WORK TO BE COMPLETED:
Write out each line from the data below that includes the word "comparación".

THE INPUT:
· · ·

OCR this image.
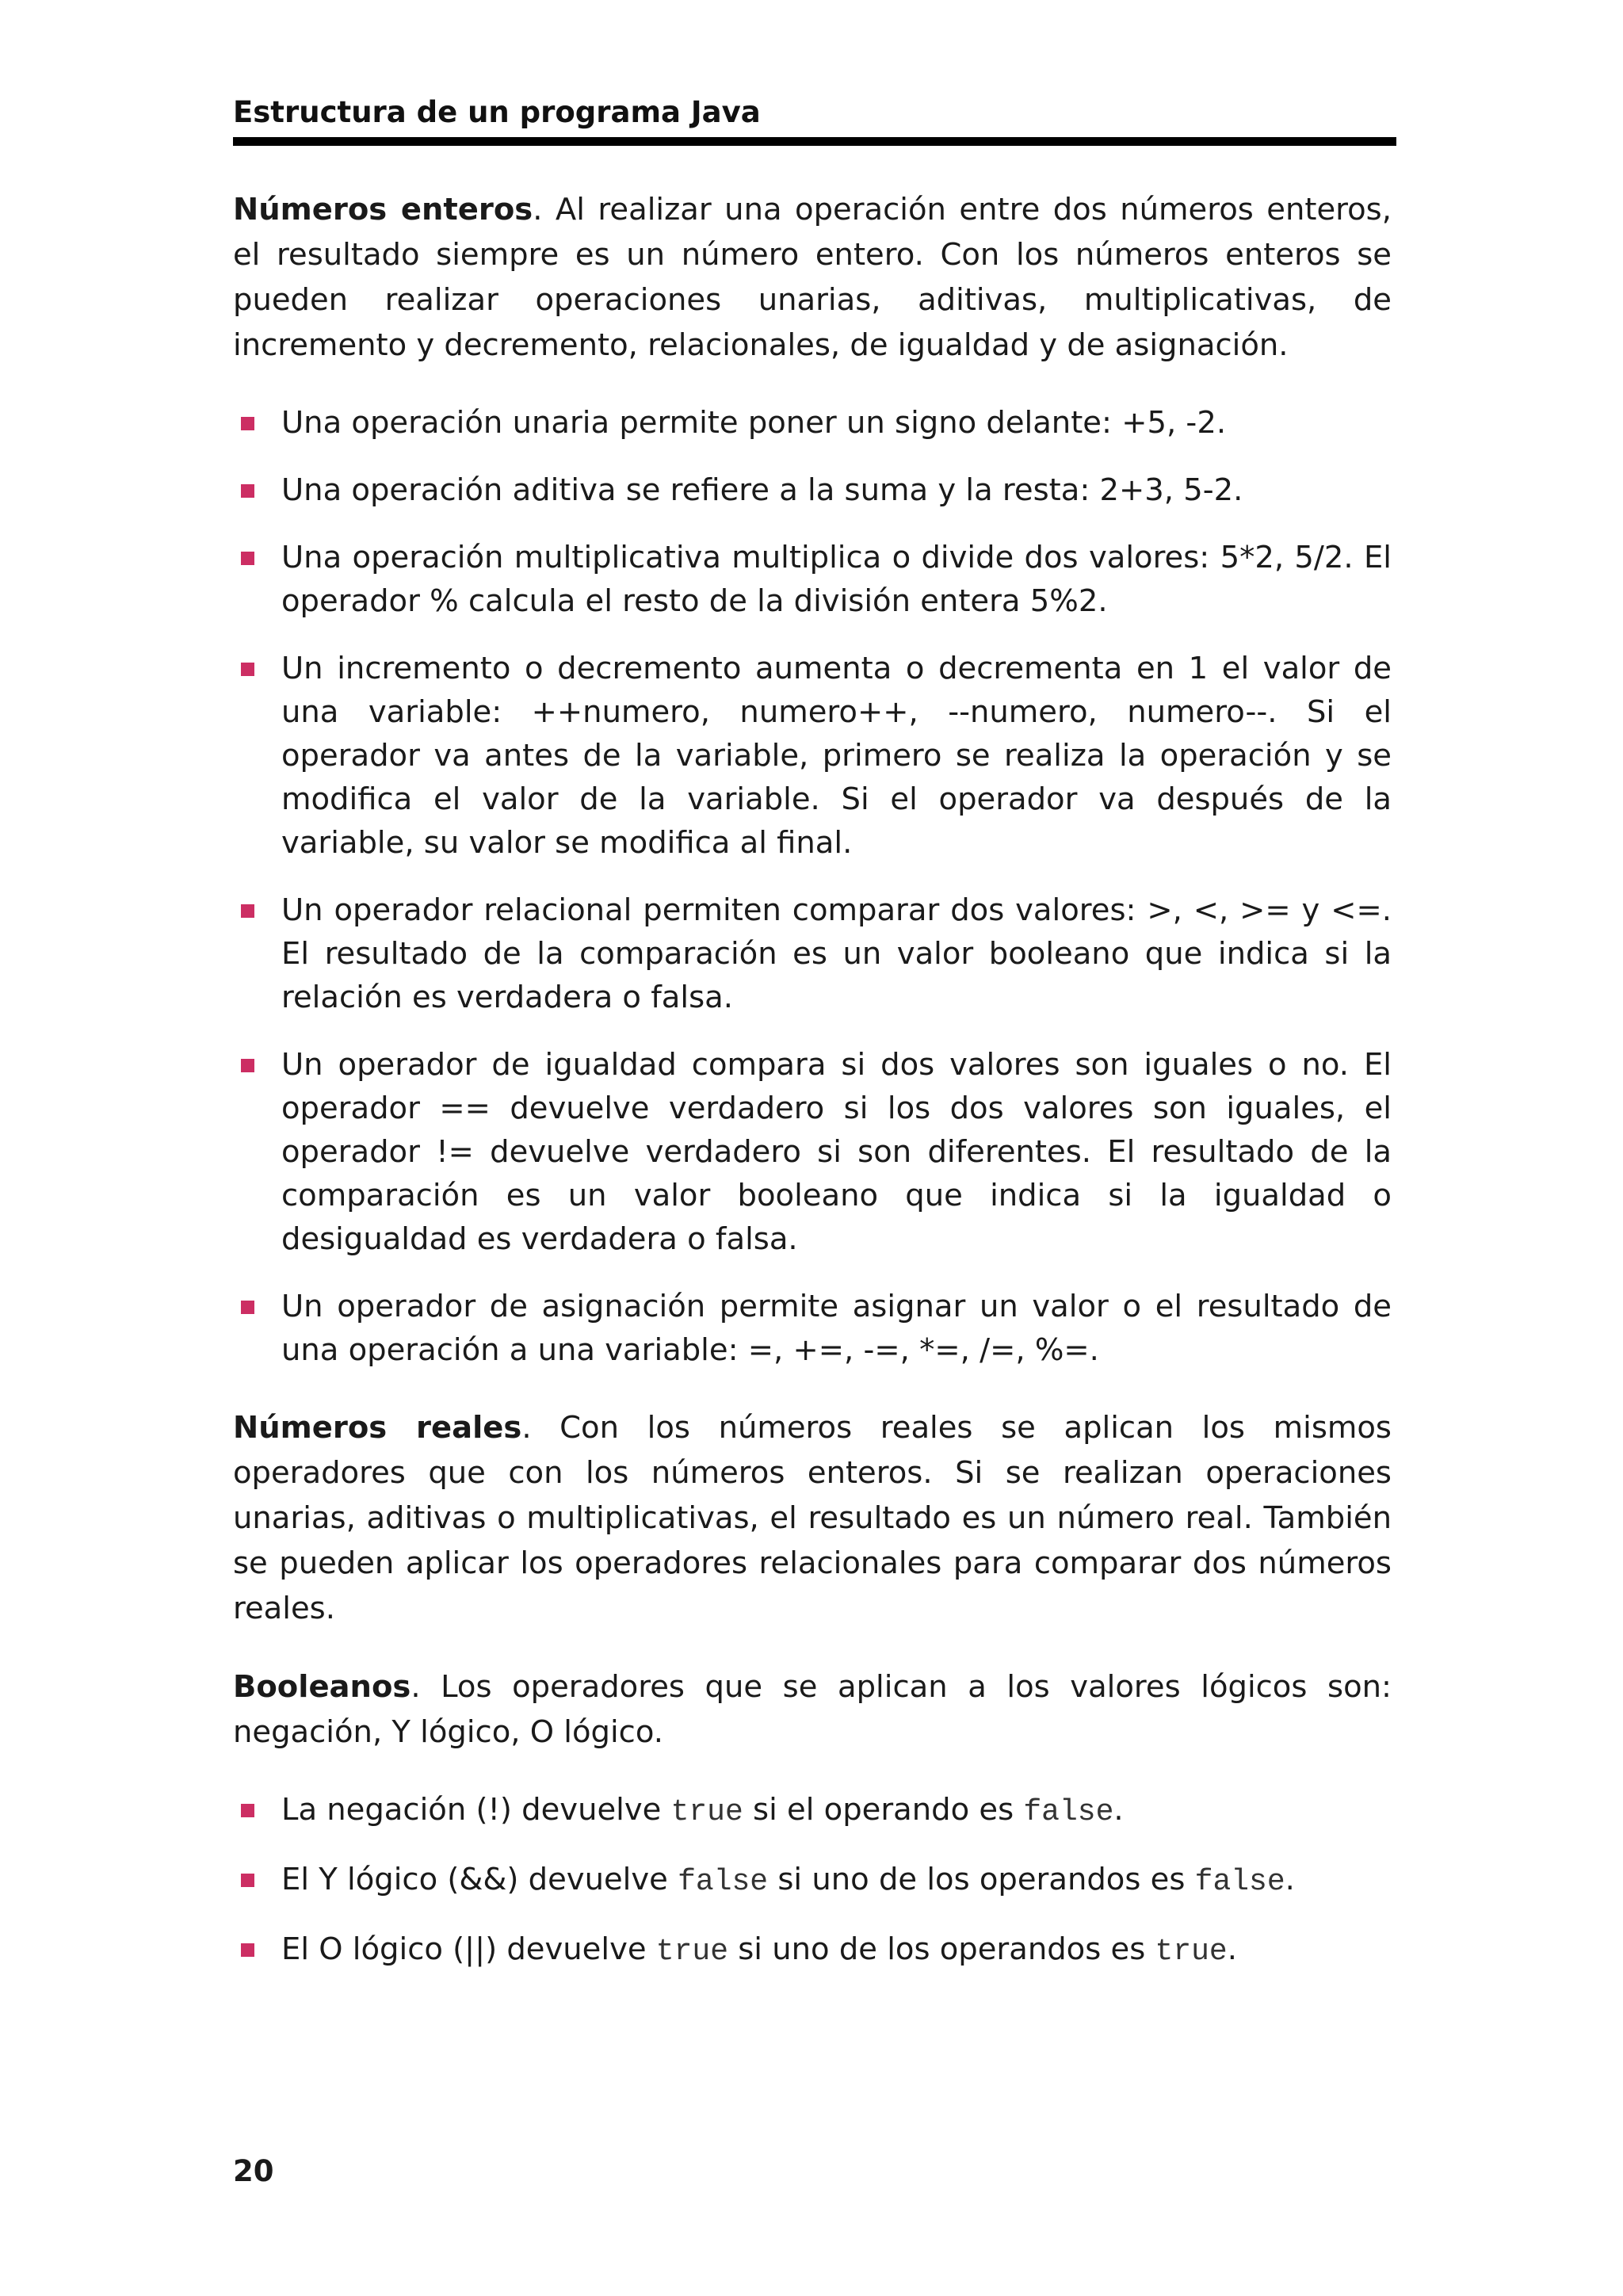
Estructura de un programa Java

Números enteros. Al realizar una operación entre dos números enteros, el resultado siempre es un número entero. Con los números enteros se pueden realizar operaciones unarias, aditivas, multiplicativas, de incremento y decremento, relacionales, de igualdad y de asignación.

Una operación unaria permite poner un signo delante: +5, -2.
Una operación aditiva se refiere a la suma y la resta: 2+3, 5-2.
Una operación multiplicativa multiplica o divide dos valores: 5*2, 5/2. El operador % calcula el resto de la división entera 5%2.
Un incremento o decremento aumenta o decrementa en 1 el valor de una variable: ++numero, numero++, --numero, numero--. Si el operador va antes de la variable, primero se realiza la operación y se modifica el valor de la variable. Si el operador va después de la variable, su valor se modifica al final.
Un operador relacional permiten comparar dos valores: >, <, >= y <=. El resultado de la comparación es un valor booleano que indica si la relación es verdadera o falsa.
Un operador de igualdad compara si dos valores son iguales o no. El operador == devuelve verdadero si los dos valores son iguales, el operador != devuelve verdadero si son diferentes. El resultado de la comparación es un valor booleano que indica si la igualdad o desigualdad es verdadera o falsa.
Un operador de asignación permite asignar un valor o el resultado de una operación a una variable: =, +=, -=, *=, /=, %=.

Números reales. Con los números reales se aplican los mismos operadores que con los números enteros. Si se realizan operaciones unarias, aditivas o multiplicativas, el resultado es un número real. También se pueden aplicar los operadores relacionales para comparar dos números reales.

Booleanos. Los operadores que se aplican a los valores lógicos son: negación, Y lógico, O lógico.

La negación (!) devuelve true si el operando es false.
El Y lógico (&&) devuelve false si uno de los operandos es false.
El O lógico (||) devuelve true si uno de los operandos es true.
20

· · ·

SOLUTION FOR THIS EXERCISE:
Un operador relacional permiten comparar dos valores: >, <, >= y <=. El resultado de la comparación es un valor booleano que indica si la relación es verdadera o falsa.
Un operador de igualdad compara si dos valores son iguales o no. El operador == devuelve verdadero si los dos valores son iguales, el operador != devuelve verdadero si son diferentes. El resultado de la comparación es un valor booleano que indica si la igualdad o desigualdad es verdadera o falsa.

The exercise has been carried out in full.